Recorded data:
# # # #
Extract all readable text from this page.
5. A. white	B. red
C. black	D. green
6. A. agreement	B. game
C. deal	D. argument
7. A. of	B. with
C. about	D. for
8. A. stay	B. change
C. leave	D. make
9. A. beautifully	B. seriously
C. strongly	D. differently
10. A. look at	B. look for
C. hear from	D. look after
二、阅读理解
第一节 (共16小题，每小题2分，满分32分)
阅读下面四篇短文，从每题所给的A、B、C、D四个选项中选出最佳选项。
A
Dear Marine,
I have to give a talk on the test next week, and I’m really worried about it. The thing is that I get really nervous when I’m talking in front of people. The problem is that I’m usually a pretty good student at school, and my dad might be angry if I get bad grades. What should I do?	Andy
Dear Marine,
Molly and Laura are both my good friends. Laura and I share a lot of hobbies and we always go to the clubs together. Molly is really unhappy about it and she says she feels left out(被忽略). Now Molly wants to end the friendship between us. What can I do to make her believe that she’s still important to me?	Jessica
# # # #
* [Objective] List each line holding the string "What".

* [Completed task]
I have to give a talk on the test next week, and I’m really worried about it. The thing is that I get really nervous when I’m talking in front of people. The problem is that I’m usually a pretty good student at school, and my dad might be angry if I get bad grades. What should I do?	Andy
Molly and Laura are both my good friends. Laura and I share a lot of hobbies and we always go to the clubs together. Molly is really unhappy about it and she says she feels left out(被忽略). Now Molly wants to end the friendship between us. What can I do to make her believe that she’s still important to me?	Jessica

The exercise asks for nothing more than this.